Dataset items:
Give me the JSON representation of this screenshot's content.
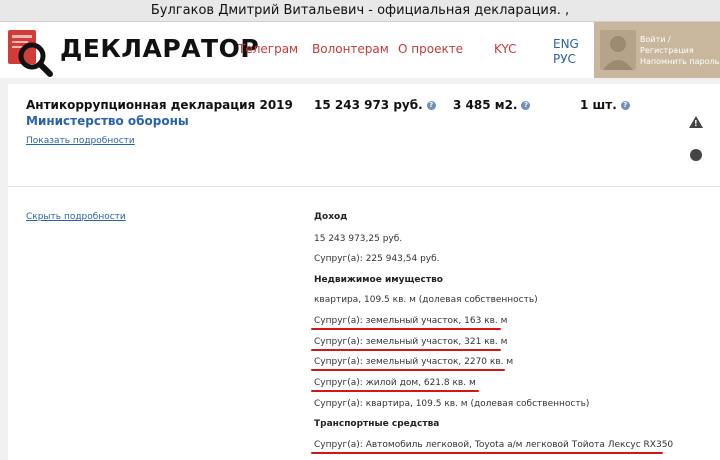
{
  "window": {
    "title": "Булгаков Дмитрий Витальевич - официальная декларация. ,"
  },
  "header": {
    "logo_text": "ДЕКЛАРАТОР",
    "nav": [
      {
        "label": "Телеграм"
      },
      {
        "label": "Волонтерам"
      },
      {
        "label": "О проекте"
      },
      {
        "label": "KYC"
      }
    ],
    "lang": {
      "eng": "ENG",
      "rus": "РУС"
    },
    "login": {
      "signin": "Войти / Регистрация",
      "remind": "Напомнить пароль"
    }
  },
  "declaration": {
    "title": "Антикоррупционная декларация 2019",
    "ministry": "Министерство обороны",
    "show_details": "Показать подробности",
    "hide_details": "Скрыть подробности",
    "income_total": "15 243 973 руб.",
    "area_total": "3 485 м2.",
    "vehicles_total": "1 шт."
  },
  "details": {
    "income_header": "Доход",
    "income_value": "15 243 973,25 руб.",
    "spouse_income": "Супруг(а): 225 943,54 руб.",
    "realty_header": "Недвижимое имущество",
    "realty_items": [
      "квартира, 109.5 кв. м (долевая собственность)",
      "Супруг(а): земельный участок, 163 кв. м",
      "Супруг(а): земельный участок, 321 кв. м",
      "Супруг(а): земельный участок, 2270 кв. м",
      "Супруг(а): жилой дом, 621.8 кв. м",
      "Супруг(а): квартира, 109.5 кв. м (долевая собственность)"
    ],
    "vehicles_header": "Транспортные средства",
    "vehicle_items": [
      "Супруг(а): Автомобиль легковой, Toyota а/м легковой Тойота Лексус RX350"
    ]
  },
  "colors": {
    "accent_red": "#c43a3a",
    "link_blue": "#2c62a8",
    "underline_red": "#d01818",
    "login_bg": "#c8b79d"
  },
  "icons": [
    "logo-document-magnifier-icon",
    "help-icon",
    "warning-icon",
    "circle-icon",
    "user-avatar-icon"
  ]
}
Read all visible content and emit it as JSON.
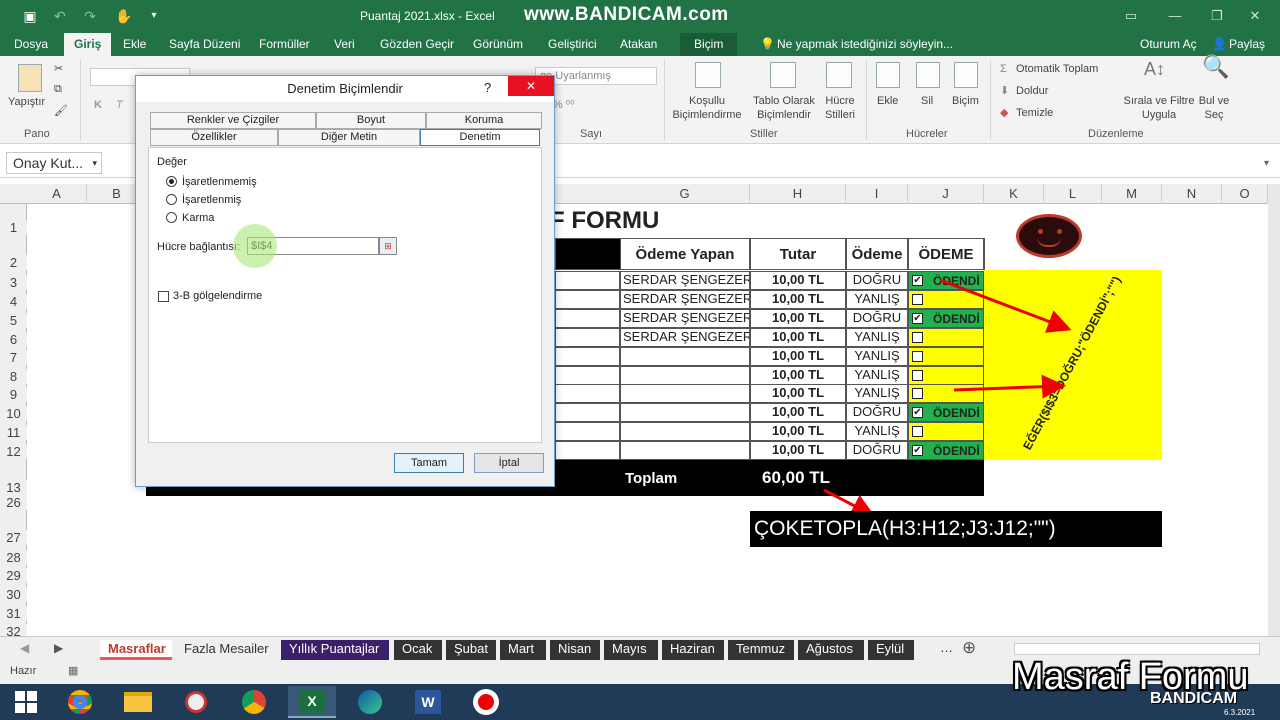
{
  "titlebar": {
    "file_title": "Puantaj 2021.xlsx - Excel",
    "watermark": "www.BANDICAM.com"
  },
  "tabs": [
    "Dosya",
    "Giriş",
    "Ekle",
    "Sayfa Düzeni",
    "Formüller",
    "Veri",
    "Gözden Geçir",
    "Görünüm",
    "Geliştirici",
    "Atakan",
    "Biçim"
  ],
  "tell_me": "Ne yapmak istediğinizi söyleyin...",
  "signin": "Oturum Aç",
  "share": "Paylaş",
  "ribbon": {
    "paste": "Yapıştır",
    "pano": "Pano",
    "number_format": "ge Uyarlanmış",
    "sayi": "Sayı",
    "cond_format": "Koşullu Biçimlendirme",
    "table_format": "Tablo Olarak Biçimlendir",
    "cell_styles": "Hücre Stilleri",
    "stiller": "Stiller",
    "insert": "Ekle",
    "delete": "Sil",
    "format": "Biçim",
    "hucreler": "Hücreler",
    "autosum": "Otomatik Toplam",
    "fill": "Doldur",
    "clear": "Temizle",
    "sort": "Sırala ve Filtre Uygula",
    "find": "Bul ve Seç",
    "duzenleme": "Düzenleme"
  },
  "namebox": "Onay Kut...",
  "columns": [
    "A",
    "B",
    "G",
    "H",
    "I",
    "J",
    "K",
    "L",
    "M",
    "N",
    "O"
  ],
  "rows": [
    "1",
    "2",
    "3",
    "4",
    "5",
    "6",
    "7",
    "8",
    "9",
    "10",
    "11",
    "12",
    "13",
    "26",
    "27",
    "28",
    "29",
    "30",
    "31",
    "32"
  ],
  "sheet": {
    "title": "F FORMU",
    "headers": {
      "payer": "Ödeme Yapan",
      "amount": "Tutar",
      "payment": "Ödeme",
      "paid": "ÖDEME"
    },
    "rows": [
      {
        "payer": "SERDAR ŞENGEZER",
        "amount": "10,00 TL",
        "status": "DOĞRU",
        "checked": true,
        "paid": "ÖDENDİ"
      },
      {
        "payer": "SERDAR ŞENGEZER",
        "amount": "10,00 TL",
        "status": "YANLIŞ",
        "checked": false,
        "paid": ""
      },
      {
        "payer": "SERDAR ŞENGEZER",
        "amount": "10,00 TL",
        "status": "DOĞRU",
        "checked": true,
        "paid": "ÖDENDİ"
      },
      {
        "payer": "SERDAR ŞENGEZER",
        "amount": "10,00 TL",
        "status": "YANLIŞ",
        "checked": false,
        "paid": ""
      },
      {
        "payer": "",
        "amount": "10,00 TL",
        "status": "YANLIŞ",
        "checked": false,
        "paid": ""
      },
      {
        "payer": "",
        "amount": "10,00 TL",
        "status": "YANLIŞ",
        "checked": false,
        "paid": ""
      },
      {
        "payer": "",
        "amount": "10,00 TL",
        "status": "YANLIŞ",
        "checked": false,
        "paid": ""
      },
      {
        "payer": "",
        "amount": "10,00 TL",
        "status": "DOĞRU",
        "checked": true,
        "paid": "ÖDENDİ"
      },
      {
        "payer": "",
        "amount": "10,00 TL",
        "status": "YANLIŞ",
        "checked": false,
        "paid": ""
      },
      {
        "payer": "",
        "amount": "10,00 TL",
        "status": "DOĞRU",
        "checked": true,
        "paid": "ÖDENDİ"
      }
    ],
    "total_label": "Toplam",
    "total_value": "60,00 TL",
    "formula_note": "EĞER($I$3=DOĞRU;\"ÖDENDİ\";\"\")",
    "sumif_note": "ÇOKETOPLA(H3:H12;J3:J12;\"\")"
  },
  "dialog": {
    "title": "Denetim Biçimlendir",
    "help": "?",
    "close": "✕",
    "tabs_row1": [
      "Renkler ve Çizgiler",
      "Boyut",
      "Koruma"
    ],
    "tabs_row2": [
      "Özellikler",
      "Diğer Metin",
      "Denetim"
    ],
    "value_group": "Değer",
    "radio_unchecked": "İşaretlenmemiş",
    "radio_checked": "İşaretlenmiş",
    "radio_mixed": "Karma",
    "link_label": "Hücre bağlantısı:",
    "link_value": "$I$4",
    "shading": "3-B gölgelendirme",
    "ok": "Tamam",
    "cancel": "İptal"
  },
  "sheet_tabs": [
    "Masraflar",
    "Fazla Mesailer",
    "Yıllık Puantajlar",
    "Ocak",
    "Şubat",
    "Mart",
    "Nisan",
    "Mayıs",
    "Haziran",
    "Temmuz",
    "Ağustos",
    "Eylül"
  ],
  "status": "Hazır",
  "overlay_caption": "Masraf Formu",
  "overlay_logo": "BANDICAM",
  "overlay_date": "6.3.2021"
}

What needs to be done:
Show, from the material above, each line that includes the string "signin".

Exercise response:
      "signin": "Войти / Регистрация",
  "signin": "Oturum Aç",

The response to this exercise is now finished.